▶
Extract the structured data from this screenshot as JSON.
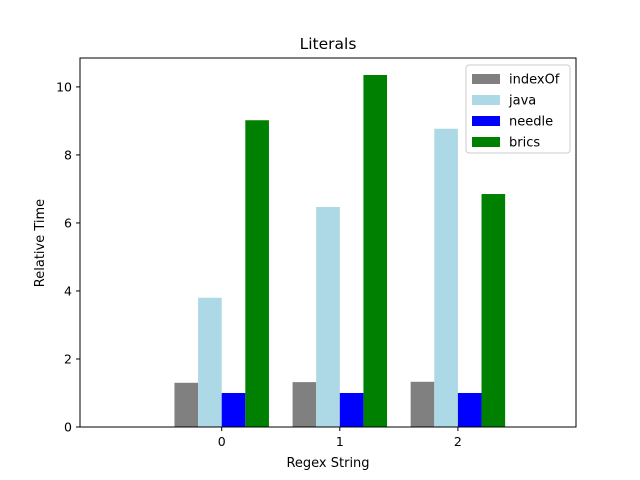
{
  "chart_data": {
    "type": "bar",
    "title": "Literals",
    "xlabel": "Regex String",
    "ylabel": "Relative Time",
    "categories": [
      "0",
      "1",
      "2"
    ],
    "xlim": [
      -1.2,
      3.0
    ],
    "ylim": [
      0,
      10.85
    ],
    "yticks": [
      0,
      2,
      4,
      6,
      8,
      10
    ],
    "grid": false,
    "legend_position": "top-right",
    "series": [
      {
        "name": "indexOf",
        "color": "#808080",
        "values": [
          1.3,
          1.32,
          1.33
        ]
      },
      {
        "name": "java",
        "color": "#add8e6",
        "values": [
          3.8,
          6.47,
          8.77
        ]
      },
      {
        "name": "needle",
        "color": "#0000ff",
        "values": [
          1.0,
          1.0,
          1.0
        ]
      },
      {
        "name": "brics",
        "color": "#008000",
        "values": [
          9.02,
          10.35,
          6.85
        ]
      }
    ]
  }
}
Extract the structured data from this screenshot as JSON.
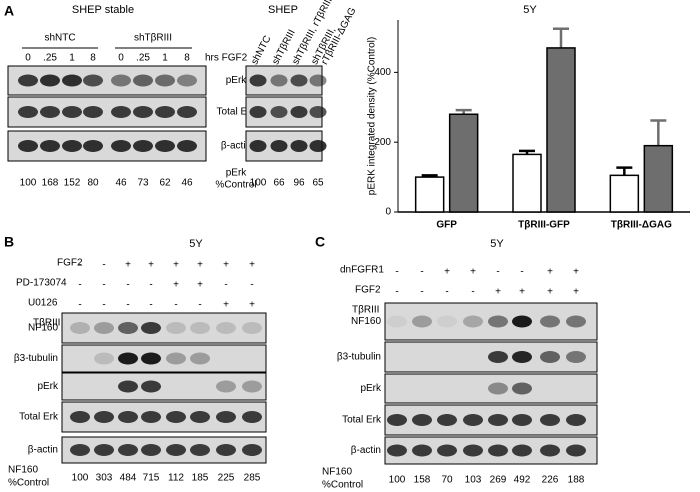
{
  "panel_a": {
    "label": "A",
    "left": {
      "title": "SHEP stable",
      "groups": [
        "shNTC",
        "shTβRIII"
      ],
      "lanes": [
        "0",
        ".25",
        "1",
        "8",
        "0",
        ".25",
        "1",
        "8"
      ],
      "lane_caption": "hrs FGF2",
      "rows": [
        "pErk",
        "Total Erk",
        "β-actin"
      ],
      "quant_label": [
        "pErk",
        "%Control"
      ],
      "quant": [
        100,
        168,
        152,
        80,
        46,
        73,
        62,
        46
      ]
    },
    "middle": {
      "title": "SHEP",
      "lanes": [
        [
          "shNTC"
        ],
        [
          "shTβRIII"
        ],
        [
          "shTβRIII, rTβRIII"
        ],
        [
          "shTβRIII,",
          "rTβRIII-ΔGAG"
        ]
      ],
      "quant": [
        100,
        66,
        96,
        65
      ]
    }
  },
  "chart_data": {
    "type": "bar",
    "title": "5Y",
    "y_label": "pERK integrated density (%Control)",
    "categories": [
      "GFP",
      "TβRIII-GFP",
      "TβRIII-ΔGAG"
    ],
    "series": [
      {
        "color": "#ffffff",
        "values": [
          100,
          165,
          105
        ],
        "errors": [
          5,
          10,
          22
        ]
      },
      {
        "color": "#6e6e6e",
        "values": [
          280,
          470,
          190
        ],
        "errors": [
          12,
          55,
          72
        ]
      }
    ],
    "ylim": [
      0,
      550
    ],
    "yticks": [
      0,
      200,
      400
    ]
  },
  "panel_b": {
    "label": "B",
    "title": "5Y",
    "conditions": [
      {
        "name": "FGF2",
        "signs": [
          "-",
          "-",
          "+",
          "+",
          "+",
          "+",
          "+",
          "+"
        ]
      },
      {
        "name": "PD-173074",
        "signs": [
          "-",
          "-",
          "-",
          "-",
          "+",
          "+",
          "-",
          "-"
        ]
      },
      {
        "name": "U0126",
        "signs": [
          "-",
          "-",
          "-",
          "-",
          "-",
          "-",
          "+",
          "+"
        ]
      },
      {
        "name": "TβRIII",
        "signs": [
          "-",
          "+",
          "-",
          "+",
          "-",
          "+",
          "-",
          "+"
        ]
      }
    ],
    "rows": [
      "NF160",
      "β3-tubulin",
      "pErk",
      "Total Erk",
      "β-actin"
    ],
    "quant_label": [
      "NF160",
      "%Control"
    ],
    "quant": [
      100,
      303,
      484,
      715,
      112,
      185,
      225,
      285
    ]
  },
  "panel_c": {
    "label": "C",
    "title": "5Y",
    "conditions": [
      {
        "name": "dnFGFR1",
        "signs": [
          "-",
          "-",
          "+",
          "+",
          "-",
          "-",
          "+",
          "+"
        ]
      },
      {
        "name": "FGF2",
        "signs": [
          "-",
          "-",
          "-",
          "-",
          "+",
          "+",
          "+",
          "+"
        ]
      },
      {
        "name": "TβRIII",
        "signs": [
          "-",
          "+",
          "-",
          "+",
          "-",
          "+",
          "-",
          "+"
        ]
      }
    ],
    "rows": [
      "NF160",
      "β3-tubulin",
      "pErk",
      "Total Erk",
      "β-actin"
    ],
    "quant_label": [
      "NF160",
      "%Control"
    ],
    "quant": [
      100,
      158,
      70,
      103,
      269,
      492,
      226,
      188
    ]
  }
}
◀
Find the word "color" in the data and copy out each line where it turns up.

- **RESULT FOR THIS TASK**
        "color": "#808080",
        "color": "#add8e6",
        "color": "#0000ff",
        "color": "#008000",
        "color": "#ffffff",
        "color": "#6e6e6e",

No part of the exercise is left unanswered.